**PROVIDED TEXT**:
━━━━━━━━━━━━━━━━

# 1500`s spanish contact period finds



## jcinpc (Jun 12, 2011)

I dug up approx. 600 glass beads a rare to find knife and a spanish silver coin pendant with chevrons engraved on it. Most of the screening was done at home. Only picked out the bigger beads and brought the rest home to find all the seed beads, these arent dutch or french but straight up spanish beads. The paleo of beads in the U.S. the begining of the end for Florida


----------



## Nicodemus (Jun 12, 2011)

Exceptional finds, Jeff. That would be a masterpiece find to me.


----------



## jcinpc (Jun 12, 2011)

I appreciate that Nic, it is to me. I love my stone and shell and ceramic artifacts but this is something totaly different and to me rarer. It really speak volumes to me. These are really rare to find.I did alot of homework and leg work and research etc. Found where I thought a site would be and got permission from the farmer. I do believe this was a midden type site that has been pushed down.Too much evidence supports that


----------



## Nugefan (Jun 13, 2011)

awesome finds , the white chevron bead is way too cool ....


----------



## chehawknapper (Jun 13, 2011)

Incredible finds!


----------



## fish hawk (Jun 13, 2011)

Bout as cool as it gets!!!And the pendent,WOW.Congrats.


----------



## Son (Jun 13, 2011)

Very fortunate to get into a bead site. In all my years and scratching, never got into that many.
Nice finds for sure.


----------



## flintdiver (Jun 14, 2011)

Very Awesome indeed !


----------



## secondseason (Jun 14, 2011)

I would be in hog heaven going through all that material looking.

Awesome find!!


----------



## florida boy (Jun 23, 2011)

thats unreal !


----------



## NCHillbilly (Jun 23, 2011)

Exceptionally nice finds, Jeff. Not much of that stuff floating around out there.


----------



## dawg2 (Jun 24, 2011)

That is a treasure trove.


----------



## Katera73 (Jul 4, 2011)

Awesome !!!


----------



## CaptainCraig (Jul 8, 2011)

Great finds.


----------

━━━━━━━━━━━━━━━━

**ITEMS**:
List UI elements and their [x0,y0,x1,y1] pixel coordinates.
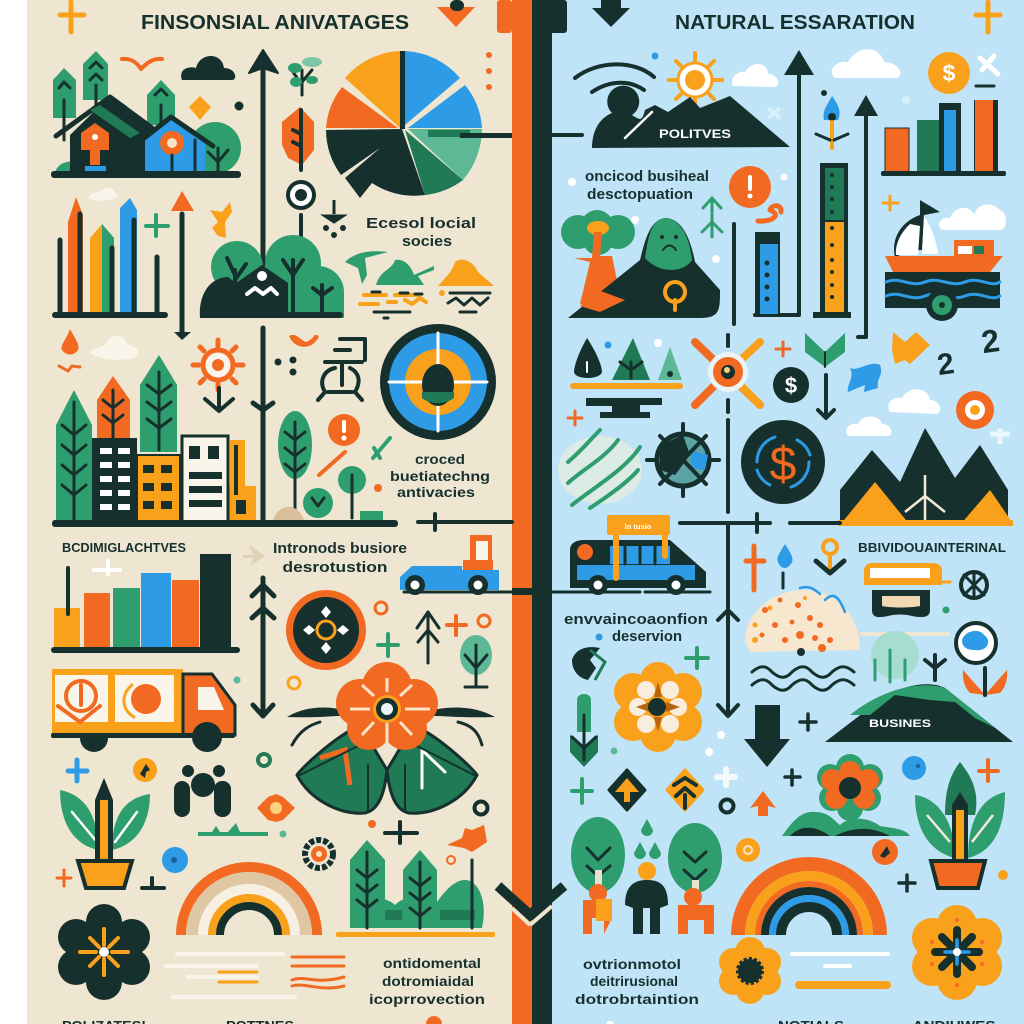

━━━━━━━━━━━━━━━━

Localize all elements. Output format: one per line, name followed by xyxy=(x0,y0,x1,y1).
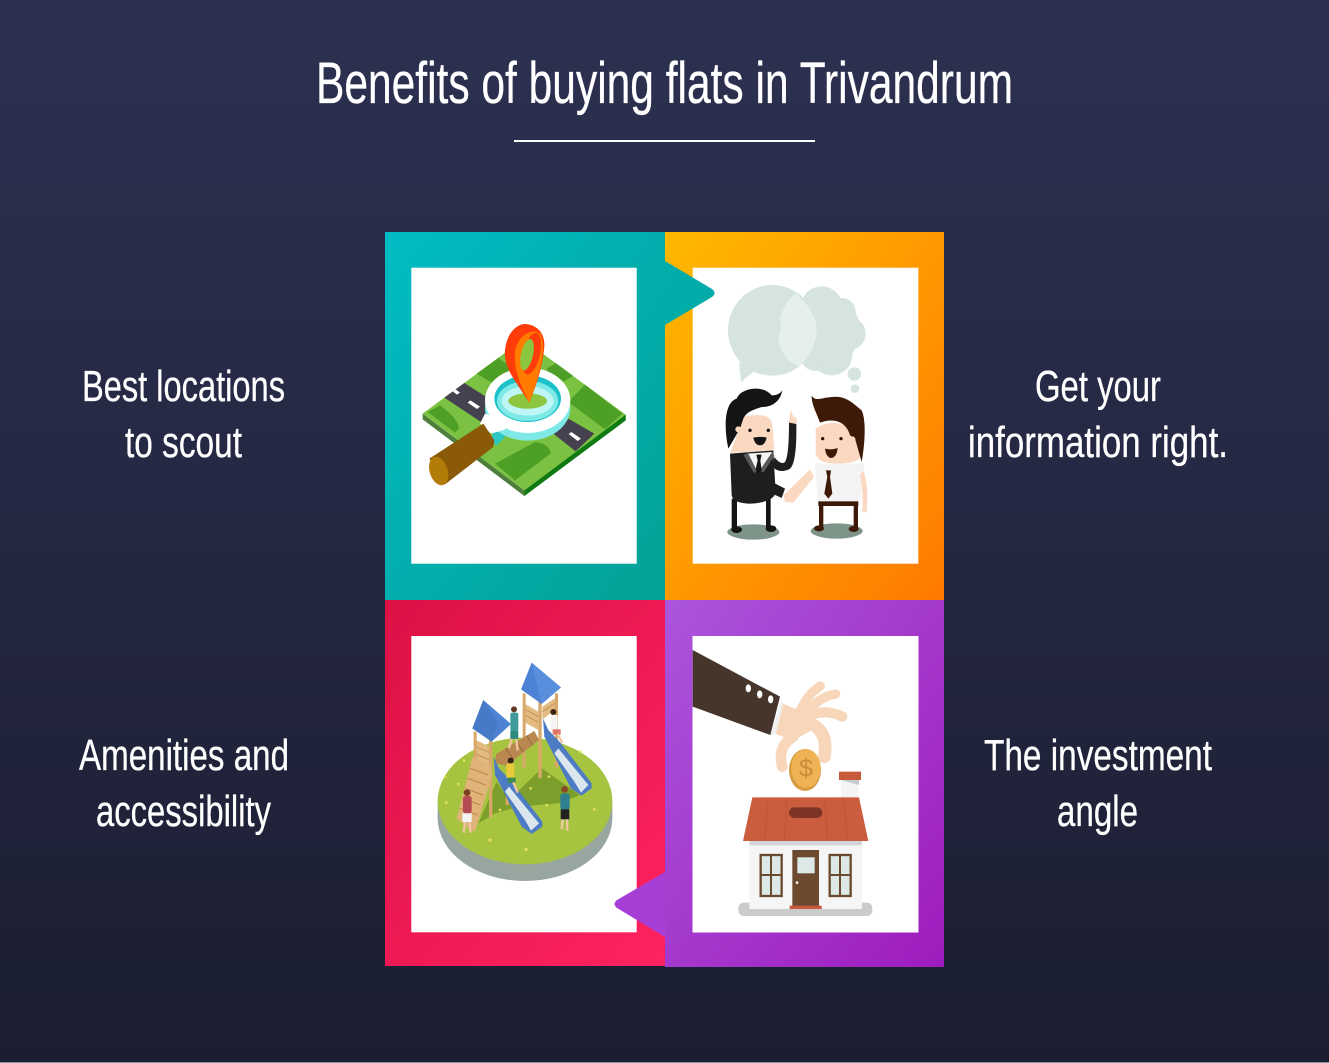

━━━━━━━━━━━━━━━━

**SET PROBLEM A**:
Answer these questions about the thread on Spanish contact period finds:
(i) About how many glass beads did jcinpc dig up?
(ii) From whom did jcinpc get permission to dig the site?
(iii) Which bead did Nugefan single out as way too cool?
**SET PROBLEM B**: Repeat the part of the thread on Spanish contact period finds that opens with the words containing "## florida boy" and closes with "around out there.".
The rows are material apart from the thread on Spanish contact period finds.

**COMPLETE ANSWER A**:
(i) Approximately 600.
(ii) The farmer.
(iii) The white chevron bead.

**COMPLETE ANSWER B**:
## florida boy (Jun 23, 2011)

thats unreal !


----------



## NCHillbilly (Jun 23, 2011)

Exceptionally nice finds, Jeff. Not much of that stuff floating around out there.